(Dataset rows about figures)
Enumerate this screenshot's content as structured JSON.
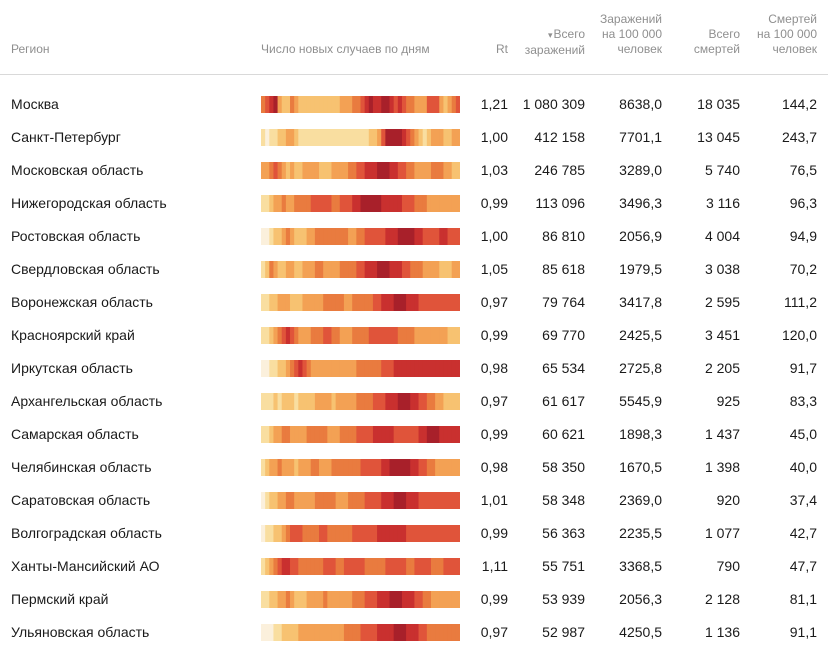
{
  "header": {
    "region": "Регион",
    "chart": "Число новых случаев по дням",
    "rt": "Rt",
    "total_infected_line1": "Всего",
    "total_infected_line2": "заражений",
    "sort_indicator": "▾",
    "per100k_infected_line1": "Заражений",
    "per100k_infected_line2": "на 100 000",
    "per100k_infected_line3": "человек",
    "total_deaths_line1": "Всего",
    "total_deaths_line2": "смертей",
    "per100k_deaths_line1": "Смертей",
    "per100k_deaths_line2": "на 100 000",
    "per100k_deaths_line3": "человек"
  },
  "colors": {
    "palette": [
      "#fbf0dc",
      "#f9dea0",
      "#f7c271",
      "#f3a154",
      "#e97b3f",
      "#e0543a",
      "#c9302f",
      "#a8202a"
    ],
    "header_text": "#8f8f8f",
    "divider": "#d9d9d9"
  },
  "rows": [
    {
      "region": "Москва",
      "rt": "1,21",
      "total": "1 080 309",
      "per100k": "8638,0",
      "deaths": "18 035",
      "deaths_per100k": "144,2",
      "daily_intensity": [
        4,
        5,
        6,
        7,
        3,
        2,
        2,
        4,
        3,
        2,
        2,
        2,
        2,
        2,
        2,
        2,
        2,
        2,
        2,
        3,
        3,
        3,
        4,
        4,
        5,
        6,
        7,
        6,
        6,
        7,
        7,
        6,
        5,
        6,
        5,
        4,
        4,
        3,
        3,
        3,
        5,
        5,
        5,
        3,
        2,
        3,
        4,
        5
      ]
    },
    {
      "region": "Санкт-Петербург",
      "rt": "1,00",
      "total": "412 158",
      "per100k": "7701,1",
      "deaths": "13 045",
      "deaths_per100k": "243,7",
      "daily_intensity": [
        1,
        0,
        1,
        1,
        2,
        2,
        3,
        3,
        2,
        1,
        1,
        1,
        1,
        1,
        1,
        1,
        1,
        1,
        1,
        1,
        1,
        1,
        1,
        1,
        1,
        1,
        2,
        2,
        3,
        5,
        7,
        7,
        7,
        7,
        6,
        5,
        4,
        3,
        2,
        1,
        2,
        3,
        3,
        3,
        2,
        2,
        3,
        3
      ]
    },
    {
      "region": "Московская область",
      "rt": "1,03",
      "total": "246 785",
      "per100k": "3289,0",
      "deaths": "5 740",
      "deaths_per100k": "76,5",
      "daily_intensity": [
        3,
        3,
        4,
        5,
        4,
        3,
        2,
        3,
        2,
        2,
        3,
        3,
        3,
        3,
        2,
        2,
        2,
        3,
        3,
        3,
        3,
        4,
        4,
        5,
        5,
        6,
        6,
        6,
        7,
        7,
        7,
        6,
        6,
        5,
        5,
        4,
        4,
        3,
        3,
        3,
        3,
        4,
        4,
        4,
        3,
        3,
        2,
        2
      ]
    },
    {
      "region": "Нижегородская область",
      "rt": "0,99",
      "total": "113 096",
      "per100k": "3496,3",
      "deaths": "3 116",
      "deaths_per100k": "96,3",
      "daily_intensity": [
        1,
        1,
        2,
        3,
        3,
        4,
        3,
        3,
        4,
        4,
        4,
        4,
        5,
        5,
        5,
        5,
        5,
        4,
        4,
        5,
        5,
        5,
        6,
        6,
        7,
        7,
        7,
        7,
        7,
        6,
        6,
        6,
        6,
        6,
        5,
        5,
        5,
        4,
        4,
        4,
        3,
        3,
        3,
        3,
        3,
        3,
        3,
        3
      ]
    },
    {
      "region": "Ростовская область",
      "rt": "1,00",
      "total": "86 810",
      "per100k": "2056,9",
      "deaths": "4 004",
      "deaths_per100k": "94,9",
      "daily_intensity": [
        0,
        0,
        1,
        2,
        2,
        3,
        4,
        3,
        2,
        2,
        2,
        3,
        3,
        4,
        4,
        4,
        4,
        4,
        4,
        4,
        4,
        3,
        3,
        4,
        4,
        5,
        5,
        5,
        5,
        5,
        6,
        6,
        6,
        7,
        7,
        7,
        7,
        6,
        6,
        5,
        5,
        5,
        5,
        6,
        6,
        5,
        5,
        5
      ]
    },
    {
      "region": "Свердловская область",
      "rt": "1,05",
      "total": "85 618",
      "per100k": "1979,5",
      "deaths": "3 038",
      "deaths_per100k": "70,2",
      "daily_intensity": [
        1,
        2,
        4,
        3,
        2,
        2,
        3,
        3,
        2,
        2,
        3,
        3,
        3,
        4,
        4,
        3,
        3,
        3,
        3,
        4,
        4,
        4,
        4,
        5,
        5,
        6,
        6,
        6,
        7,
        7,
        7,
        6,
        6,
        6,
        5,
        5,
        4,
        4,
        4,
        3,
        3,
        3,
        3,
        2,
        2,
        2,
        3,
        3
      ]
    },
    {
      "region": "Воронежская область",
      "rt": "0,97",
      "total": "79 764",
      "per100k": "3417,8",
      "deaths": "2 595",
      "deaths_per100k": "111,2",
      "daily_intensity": [
        1,
        1,
        2,
        2,
        3,
        3,
        3,
        2,
        2,
        2,
        3,
        3,
        3,
        3,
        3,
        4,
        4,
        4,
        4,
        4,
        3,
        3,
        4,
        4,
        4,
        4,
        4,
        5,
        5,
        6,
        6,
        6,
        7,
        7,
        7,
        6,
        6,
        6,
        5,
        5,
        5,
        5,
        5,
        5,
        5,
        5,
        5,
        5
      ]
    },
    {
      "region": "Красноярский край",
      "rt": "0,99",
      "total": "69 770",
      "per100k": "2425,5",
      "deaths": "3 451",
      "deaths_per100k": "120,0",
      "daily_intensity": [
        1,
        1,
        2,
        3,
        4,
        5,
        6,
        5,
        4,
        3,
        3,
        3,
        4,
        4,
        4,
        5,
        5,
        4,
        4,
        3,
        3,
        3,
        4,
        4,
        4,
        4,
        5,
        5,
        5,
        5,
        5,
        5,
        5,
        4,
        4,
        4,
        4,
        3,
        3,
        3,
        3,
        3,
        3,
        3,
        3,
        2,
        2,
        2
      ]
    },
    {
      "region": "Иркутская область",
      "rt": "0,98",
      "total": "65 534",
      "per100k": "2725,8",
      "deaths": "2 205",
      "deaths_per100k": "91,7",
      "daily_intensity": [
        0,
        0,
        1,
        1,
        2,
        2,
        3,
        4,
        5,
        6,
        5,
        4,
        3,
        3,
        3,
        3,
        3,
        3,
        3,
        3,
        3,
        3,
        3,
        4,
        4,
        4,
        4,
        4,
        4,
        5,
        5,
        5,
        6,
        6,
        6,
        6,
        6,
        6,
        6,
        6,
        6,
        6,
        6,
        6,
        6,
        6,
        6,
        6
      ]
    },
    {
      "region": "Архангельская область",
      "rt": "0,97",
      "total": "61 617",
      "per100k": "5545,9",
      "deaths": "925",
      "deaths_per100k": "83,3",
      "daily_intensity": [
        1,
        1,
        1,
        2,
        1,
        2,
        2,
        2,
        1,
        2,
        2,
        2,
        2,
        3,
        3,
        3,
        3,
        2,
        3,
        3,
        3,
        3,
        3,
        4,
        4,
        4,
        4,
        5,
        5,
        5,
        6,
        6,
        6,
        7,
        7,
        7,
        6,
        6,
        5,
        5,
        4,
        4,
        3,
        3,
        2,
        2,
        2,
        2
      ]
    },
    {
      "region": "Самарская область",
      "rt": "0,99",
      "total": "60 621",
      "per100k": "1898,3",
      "deaths": "1 437",
      "deaths_per100k": "45,0",
      "daily_intensity": [
        1,
        1,
        2,
        3,
        3,
        4,
        4,
        3,
        3,
        3,
        3,
        4,
        4,
        4,
        4,
        4,
        3,
        3,
        3,
        4,
        4,
        4,
        4,
        5,
        5,
        5,
        5,
        6,
        6,
        6,
        6,
        6,
        5,
        5,
        5,
        5,
        5,
        5,
        6,
        6,
        7,
        7,
        7,
        6,
        6,
        6,
        6,
        6
      ]
    },
    {
      "region": "Челябинская область",
      "rt": "0,98",
      "total": "58 350",
      "per100k": "1670,5",
      "deaths": "1 398",
      "deaths_per100k": "40,0",
      "daily_intensity": [
        1,
        2,
        3,
        3,
        4,
        3,
        3,
        3,
        2,
        3,
        3,
        3,
        4,
        4,
        3,
        3,
        3,
        4,
        4,
        4,
        4,
        4,
        4,
        4,
        5,
        5,
        5,
        5,
        5,
        6,
        6,
        7,
        7,
        7,
        7,
        7,
        6,
        6,
        5,
        5,
        4,
        4,
        3,
        3,
        3,
        3,
        3,
        3
      ]
    },
    {
      "region": "Саратовская область",
      "rt": "1,01",
      "total": "58 348",
      "per100k": "2369,0",
      "deaths": "920",
      "deaths_per100k": "37,4",
      "daily_intensity": [
        0,
        1,
        2,
        2,
        3,
        3,
        4,
        4,
        3,
        3,
        3,
        3,
        3,
        4,
        4,
        4,
        4,
        4,
        3,
        3,
        3,
        4,
        4,
        4,
        4,
        5,
        5,
        5,
        5,
        6,
        6,
        6,
        7,
        7,
        7,
        6,
        6,
        6,
        5,
        5,
        5,
        5,
        5,
        5,
        5,
        5,
        5,
        5
      ]
    },
    {
      "region": "Волгоградская область",
      "rt": "0,99",
      "total": "56 363",
      "per100k": "2235,5",
      "deaths": "1 077",
      "deaths_per100k": "42,7",
      "daily_intensity": [
        0,
        1,
        1,
        2,
        2,
        3,
        4,
        5,
        5,
        5,
        4,
        4,
        4,
        4,
        5,
        5,
        4,
        4,
        4,
        4,
        4,
        4,
        5,
        5,
        5,
        5,
        5,
        5,
        6,
        6,
        6,
        6,
        6,
        6,
        6,
        5,
        5,
        5,
        5,
        5,
        5,
        5,
        5,
        5,
        5,
        5,
        5,
        5
      ]
    },
    {
      "region": "Ханты-Мансийский АО",
      "rt": "1,11",
      "total": "55 751",
      "per100k": "3368,5",
      "deaths": "790",
      "deaths_per100k": "47,7",
      "daily_intensity": [
        1,
        2,
        3,
        4,
        5,
        6,
        6,
        5,
        5,
        4,
        4,
        4,
        4,
        4,
        4,
        5,
        5,
        5,
        4,
        4,
        5,
        5,
        5,
        5,
        5,
        4,
        4,
        4,
        4,
        4,
        5,
        5,
        5,
        5,
        5,
        4,
        4,
        5,
        5,
        5,
        5,
        4,
        4,
        4,
        5,
        5,
        5,
        5
      ]
    },
    {
      "region": "Пермский край",
      "rt": "0,99",
      "total": "53 939",
      "per100k": "2056,3",
      "deaths": "2 128",
      "deaths_per100k": "81,1",
      "daily_intensity": [
        1,
        1,
        2,
        2,
        3,
        3,
        4,
        3,
        2,
        2,
        2,
        3,
        3,
        3,
        3,
        4,
        3,
        3,
        3,
        3,
        3,
        3,
        4,
        4,
        4,
        5,
        5,
        5,
        6,
        6,
        6,
        7,
        7,
        7,
        6,
        6,
        6,
        5,
        5,
        4,
        4,
        3,
        3,
        3,
        3,
        3,
        3,
        3
      ]
    },
    {
      "region": "Ульяновская область",
      "rt": "0,97",
      "total": "52 987",
      "per100k": "4250,5",
      "deaths": "1 136",
      "deaths_per100k": "91,1",
      "daily_intensity": [
        0,
        0,
        0,
        1,
        1,
        2,
        2,
        2,
        2,
        3,
        3,
        3,
        3,
        3,
        3,
        3,
        3,
        3,
        3,
        3,
        4,
        4,
        4,
        4,
        5,
        5,
        5,
        5,
        6,
        6,
        6,
        6,
        7,
        7,
        7,
        6,
        6,
        6,
        5,
        5,
        4,
        4,
        4,
        4,
        4,
        4,
        4,
        4
      ]
    }
  ]
}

Exercise ::
Look over the listing. Pull out every line with the string "человек" in it.

Response ::
    "per100k_infected_line3": "человек",
    "per100k_deaths_line3": "человек"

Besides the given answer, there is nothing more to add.